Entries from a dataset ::
--

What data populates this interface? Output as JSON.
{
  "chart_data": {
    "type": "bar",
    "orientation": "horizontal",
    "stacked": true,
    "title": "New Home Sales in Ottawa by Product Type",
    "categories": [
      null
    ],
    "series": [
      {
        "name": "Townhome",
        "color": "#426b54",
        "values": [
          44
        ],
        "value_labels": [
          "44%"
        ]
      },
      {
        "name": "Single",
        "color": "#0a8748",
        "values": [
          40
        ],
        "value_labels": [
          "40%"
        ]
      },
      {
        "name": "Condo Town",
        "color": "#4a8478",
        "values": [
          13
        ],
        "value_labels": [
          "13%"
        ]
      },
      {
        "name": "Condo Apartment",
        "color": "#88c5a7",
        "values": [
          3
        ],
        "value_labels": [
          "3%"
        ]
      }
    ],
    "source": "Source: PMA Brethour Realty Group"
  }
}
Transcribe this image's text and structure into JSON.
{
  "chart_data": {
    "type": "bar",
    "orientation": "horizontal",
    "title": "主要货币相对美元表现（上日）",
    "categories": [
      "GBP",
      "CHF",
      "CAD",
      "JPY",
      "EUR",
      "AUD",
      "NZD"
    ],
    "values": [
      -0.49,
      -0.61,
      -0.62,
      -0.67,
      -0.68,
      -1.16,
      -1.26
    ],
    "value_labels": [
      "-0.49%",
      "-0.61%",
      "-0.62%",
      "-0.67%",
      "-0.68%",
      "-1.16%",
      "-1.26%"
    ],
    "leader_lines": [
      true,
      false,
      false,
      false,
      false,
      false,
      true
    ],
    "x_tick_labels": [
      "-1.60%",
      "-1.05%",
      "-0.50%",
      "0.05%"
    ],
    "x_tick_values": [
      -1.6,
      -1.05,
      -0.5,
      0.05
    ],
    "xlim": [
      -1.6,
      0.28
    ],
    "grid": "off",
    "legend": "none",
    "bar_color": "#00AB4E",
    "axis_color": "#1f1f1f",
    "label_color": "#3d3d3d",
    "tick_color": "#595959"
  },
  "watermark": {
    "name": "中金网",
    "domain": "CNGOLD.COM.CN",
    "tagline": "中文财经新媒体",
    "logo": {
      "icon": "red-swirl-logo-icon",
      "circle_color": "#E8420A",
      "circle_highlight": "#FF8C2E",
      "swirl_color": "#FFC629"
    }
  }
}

--

GIVEN REQUEST :: Each entry above is to be printed again exactly.

RESPONSE BELOW ::
What data populates this interface? Output as JSON.
{
  "chart_data": {
    "type": "bar",
    "orientation": "horizontal",
    "stacked": true,
    "title": "New Home Sales in Ottawa by Product Type",
    "categories": [
      null
    ],
    "series": [
      {
        "name": "Townhome",
        "color": "#426b54",
        "values": [
          44
        ],
        "value_labels": [
          "44%"
        ]
      },
      {
        "name": "Single",
        "color": "#0a8748",
        "values": [
          40
        ],
        "value_labels": [
          "40%"
        ]
      },
      {
        "name": "Condo Town",
        "color": "#4a8478",
        "values": [
          13
        ],
        "value_labels": [
          "13%"
        ]
      },
      {
        "name": "Condo Apartment",
        "color": "#88c5a7",
        "values": [
          3
        ],
        "value_labels": [
          "3%"
        ]
      }
    ],
    "source": "Source: PMA Brethour Realty Group"
  }
}
Transcribe this image's text and structure into JSON.
{
  "chart_data": {
    "type": "bar",
    "orientation": "horizontal",
    "title": "主要货币相对美元表现（上日）",
    "categories": [
      "GBP",
      "CHF",
      "CAD",
      "JPY",
      "EUR",
      "AUD",
      "NZD"
    ],
    "values": [
      -0.49,
      -0.61,
      -0.62,
      -0.67,
      -0.68,
      -1.16,
      -1.26
    ],
    "value_labels": [
      "-0.49%",
      "-0.61%",
      "-0.62%",
      "-0.67%",
      "-0.68%",
      "-1.16%",
      "-1.26%"
    ],
    "leader_lines": [
      true,
      false,
      false,
      false,
      false,
      false,
      true
    ],
    "x_tick_labels": [
      "-1.60%",
      "-1.05%",
      "-0.50%",
      "0.05%"
    ],
    "x_tick_values": [
      -1.6,
      -1.05,
      -0.5,
      0.05
    ],
    "xlim": [
      -1.6,
      0.28
    ],
    "grid": "off",
    "legend": "none",
    "bar_color": "#00AB4E",
    "axis_color": "#1f1f1f",
    "label_color": "#3d3d3d",
    "tick_color": "#595959"
  },
  "watermark": {
    "name": "中金网",
    "domain": "CNGOLD.COM.CN",
    "tagline": "中文财经新媒体",
    "logo": {
      "icon": "red-swirl-logo-icon",
      "circle_color": "#E8420A",
      "circle_highlight": "#FF8C2E",
      "swirl_color": "#FFC629"
    }
  }
}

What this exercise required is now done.